* _THE REQUEST_:
Reproduce the listing verbatim.

* _TASK DATA_:
########################################

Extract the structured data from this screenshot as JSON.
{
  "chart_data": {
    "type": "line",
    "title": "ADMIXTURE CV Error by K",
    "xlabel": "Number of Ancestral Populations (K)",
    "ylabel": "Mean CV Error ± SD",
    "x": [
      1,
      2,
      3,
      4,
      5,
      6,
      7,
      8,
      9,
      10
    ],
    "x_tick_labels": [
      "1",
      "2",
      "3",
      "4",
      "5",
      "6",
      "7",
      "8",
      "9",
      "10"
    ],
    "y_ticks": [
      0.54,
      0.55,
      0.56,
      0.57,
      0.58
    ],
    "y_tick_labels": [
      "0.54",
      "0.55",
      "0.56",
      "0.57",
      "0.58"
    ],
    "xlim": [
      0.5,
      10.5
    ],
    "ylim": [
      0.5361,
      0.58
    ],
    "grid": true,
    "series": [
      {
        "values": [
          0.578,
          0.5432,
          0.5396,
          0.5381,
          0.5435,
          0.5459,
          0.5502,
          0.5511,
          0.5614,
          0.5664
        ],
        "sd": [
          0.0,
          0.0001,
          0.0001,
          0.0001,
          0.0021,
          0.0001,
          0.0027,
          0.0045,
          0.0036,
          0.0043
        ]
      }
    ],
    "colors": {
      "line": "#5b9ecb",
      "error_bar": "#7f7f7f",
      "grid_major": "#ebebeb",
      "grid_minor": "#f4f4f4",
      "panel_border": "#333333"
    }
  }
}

########################################

* _WORKED SOLUTION_:
Extract the structured data from this screenshot as JSON.
{
  "chart_data": {
    "type": "line",
    "title": "ADMIXTURE CV Error by K",
    "xlabel": "Number of Ancestral Populations (K)",
    "ylabel": "Mean CV Error ± SD",
    "x": [
      1,
      2,
      3,
      4,
      5,
      6,
      7,
      8,
      9,
      10
    ],
    "x_tick_labels": [
      "1",
      "2",
      "3",
      "4",
      "5",
      "6",
      "7",
      "8",
      "9",
      "10"
    ],
    "y_ticks": [
      0.54,
      0.55,
      0.56,
      0.57,
      0.58
    ],
    "y_tick_labels": [
      "0.54",
      "0.55",
      "0.56",
      "0.57",
      "0.58"
    ],
    "xlim": [
      0.5,
      10.5
    ],
    "ylim": [
      0.5361,
      0.58
    ],
    "grid": true,
    "series": [
      {
        "values": [
          0.578,
          0.5432,
          0.5396,
          0.5381,
          0.5435,
          0.5459,
          0.5502,
          0.5511,
          0.5614,
          0.5664
        ],
        "sd": [
          0.0,
          0.0001,
          0.0001,
          0.0001,
          0.0021,
          0.0001,
          0.0027,
          0.0045,
          0.0036,
          0.0043
        ]
      }
    ],
    "colors": {
      "line": "#5b9ecb",
      "error_bar": "#7f7f7f",
      "grid_major": "#ebebeb",
      "grid_minor": "#f4f4f4",
      "panel_border": "#333333"
    }
  }
}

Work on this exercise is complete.